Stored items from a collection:
■ ■ ■ ■ ■

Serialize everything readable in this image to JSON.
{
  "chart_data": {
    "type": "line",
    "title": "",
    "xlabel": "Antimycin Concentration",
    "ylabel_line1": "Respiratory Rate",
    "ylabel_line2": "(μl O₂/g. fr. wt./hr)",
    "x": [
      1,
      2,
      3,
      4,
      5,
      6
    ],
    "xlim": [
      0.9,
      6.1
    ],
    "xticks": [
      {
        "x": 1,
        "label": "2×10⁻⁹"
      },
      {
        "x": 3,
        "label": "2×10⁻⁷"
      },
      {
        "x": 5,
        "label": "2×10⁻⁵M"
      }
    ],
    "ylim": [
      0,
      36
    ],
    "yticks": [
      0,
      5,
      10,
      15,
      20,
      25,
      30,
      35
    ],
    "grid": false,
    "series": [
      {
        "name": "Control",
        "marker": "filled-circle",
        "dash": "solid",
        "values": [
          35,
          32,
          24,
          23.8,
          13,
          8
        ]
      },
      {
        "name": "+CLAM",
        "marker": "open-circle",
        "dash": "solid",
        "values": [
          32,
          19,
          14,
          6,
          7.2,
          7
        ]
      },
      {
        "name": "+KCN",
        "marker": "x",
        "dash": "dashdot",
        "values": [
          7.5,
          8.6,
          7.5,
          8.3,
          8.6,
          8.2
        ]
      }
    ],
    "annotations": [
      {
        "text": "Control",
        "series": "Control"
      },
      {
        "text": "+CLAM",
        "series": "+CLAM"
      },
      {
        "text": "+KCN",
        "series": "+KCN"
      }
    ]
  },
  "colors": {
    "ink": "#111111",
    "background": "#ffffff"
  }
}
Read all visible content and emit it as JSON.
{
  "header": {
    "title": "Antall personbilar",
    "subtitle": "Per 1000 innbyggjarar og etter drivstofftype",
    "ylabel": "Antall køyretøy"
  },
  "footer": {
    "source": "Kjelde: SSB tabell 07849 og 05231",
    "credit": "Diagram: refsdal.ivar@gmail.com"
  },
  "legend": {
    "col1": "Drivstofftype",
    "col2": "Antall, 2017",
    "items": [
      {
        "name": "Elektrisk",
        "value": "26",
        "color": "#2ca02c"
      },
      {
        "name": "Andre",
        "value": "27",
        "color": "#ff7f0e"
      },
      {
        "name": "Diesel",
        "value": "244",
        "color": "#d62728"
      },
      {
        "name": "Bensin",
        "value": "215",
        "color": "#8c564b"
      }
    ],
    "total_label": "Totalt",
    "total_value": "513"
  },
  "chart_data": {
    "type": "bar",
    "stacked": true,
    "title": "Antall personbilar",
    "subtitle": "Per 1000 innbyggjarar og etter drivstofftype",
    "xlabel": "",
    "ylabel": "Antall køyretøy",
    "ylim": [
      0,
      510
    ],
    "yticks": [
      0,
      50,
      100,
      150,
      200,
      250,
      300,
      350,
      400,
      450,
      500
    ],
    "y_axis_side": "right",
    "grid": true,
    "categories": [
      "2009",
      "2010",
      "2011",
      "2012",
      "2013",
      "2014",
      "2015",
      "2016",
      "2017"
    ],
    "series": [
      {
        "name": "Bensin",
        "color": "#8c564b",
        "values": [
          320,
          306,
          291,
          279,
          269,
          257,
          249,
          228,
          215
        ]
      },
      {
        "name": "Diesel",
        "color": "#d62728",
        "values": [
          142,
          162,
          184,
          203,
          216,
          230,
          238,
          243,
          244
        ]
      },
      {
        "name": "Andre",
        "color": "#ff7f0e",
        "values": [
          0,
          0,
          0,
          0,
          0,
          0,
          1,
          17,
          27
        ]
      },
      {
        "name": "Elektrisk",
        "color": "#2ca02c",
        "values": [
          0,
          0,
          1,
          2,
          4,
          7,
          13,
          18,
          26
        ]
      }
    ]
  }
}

■ ■ ■ ■ ■

**Exercise details**
Print out all the entries precisely as written.

**Output below**
Serialize everything readable in this image to JSON.
{
  "chart_data": {
    "type": "line",
    "title": "",
    "xlabel": "Antimycin Concentration",
    "ylabel_line1": "Respiratory Rate",
    "ylabel_line2": "(μl O₂/g. fr. wt./hr)",
    "x": [
      1,
      2,
      3,
      4,
      5,
      6
    ],
    "xlim": [
      0.9,
      6.1
    ],
    "xticks": [
      {
        "x": 1,
        "label": "2×10⁻⁹"
      },
      {
        "x": 3,
        "label": "2×10⁻⁷"
      },
      {
        "x": 5,
        "label": "2×10⁻⁵M"
      }
    ],
    "ylim": [
      0,
      36
    ],
    "yticks": [
      0,
      5,
      10,
      15,
      20,
      25,
      30,
      35
    ],
    "grid": false,
    "series": [
      {
        "name": "Control",
        "marker": "filled-circle",
        "dash": "solid",
        "values": [
          35,
          32,
          24,
          23.8,
          13,
          8
        ]
      },
      {
        "name": "+CLAM",
        "marker": "open-circle",
        "dash": "solid",
        "values": [
          32,
          19,
          14,
          6,
          7.2,
          7
        ]
      },
      {
        "name": "+KCN",
        "marker": "x",
        "dash": "dashdot",
        "values": [
          7.5,
          8.6,
          7.5,
          8.3,
          8.6,
          8.2
        ]
      }
    ],
    "annotations": [
      {
        "text": "Control",
        "series": "Control"
      },
      {
        "text": "+CLAM",
        "series": "+CLAM"
      },
      {
        "text": "+KCN",
        "series": "+KCN"
      }
    ]
  },
  "colors": {
    "ink": "#111111",
    "background": "#ffffff"
  }
}
Read all visible content and emit it as JSON.
{
  "header": {
    "title": "Antall personbilar",
    "subtitle": "Per 1000 innbyggjarar og etter drivstofftype",
    "ylabel": "Antall køyretøy"
  },
  "footer": {
    "source": "Kjelde: SSB tabell 07849 og 05231",
    "credit": "Diagram: refsdal.ivar@gmail.com"
  },
  "legend": {
    "col1": "Drivstofftype",
    "col2": "Antall, 2017",
    "items": [
      {
        "name": "Elektrisk",
        "value": "26",
        "color": "#2ca02c"
      },
      {
        "name": "Andre",
        "value": "27",
        "color": "#ff7f0e"
      },
      {
        "name": "Diesel",
        "value": "244",
        "color": "#d62728"
      },
      {
        "name": "Bensin",
        "value": "215",
        "color": "#8c564b"
      }
    ],
    "total_label": "Totalt",
    "total_value": "513"
  },
  "chart_data": {
    "type": "bar",
    "stacked": true,
    "title": "Antall personbilar",
    "subtitle": "Per 1000 innbyggjarar og etter drivstofftype",
    "xlabel": "",
    "ylabel": "Antall køyretøy",
    "ylim": [
      0,
      510
    ],
    "yticks": [
      0,
      50,
      100,
      150,
      200,
      250,
      300,
      350,
      400,
      450,
      500
    ],
    "y_axis_side": "right",
    "grid": true,
    "categories": [
      "2009",
      "2010",
      "2011",
      "2012",
      "2013",
      "2014",
      "2015",
      "2016",
      "2017"
    ],
    "series": [
      {
        "name": "Bensin",
        "color": "#8c564b",
        "values": [
          320,
          306,
          291,
          279,
          269,
          257,
          249,
          228,
          215
        ]
      },
      {
        "name": "Diesel",
        "color": "#d62728",
        "values": [
          142,
          162,
          184,
          203,
          216,
          230,
          238,
          243,
          244
        ]
      },
      {
        "name": "Andre",
        "color": "#ff7f0e",
        "values": [
          0,
          0,
          0,
          0,
          0,
          0,
          1,
          17,
          27
        ]
      },
      {
        "name": "Elektrisk",
        "color": "#2ca02c",
        "values": [
          0,
          0,
          1,
          2,
          4,
          7,
          13,
          18,
          26
        ]
      }
    ]
  }
}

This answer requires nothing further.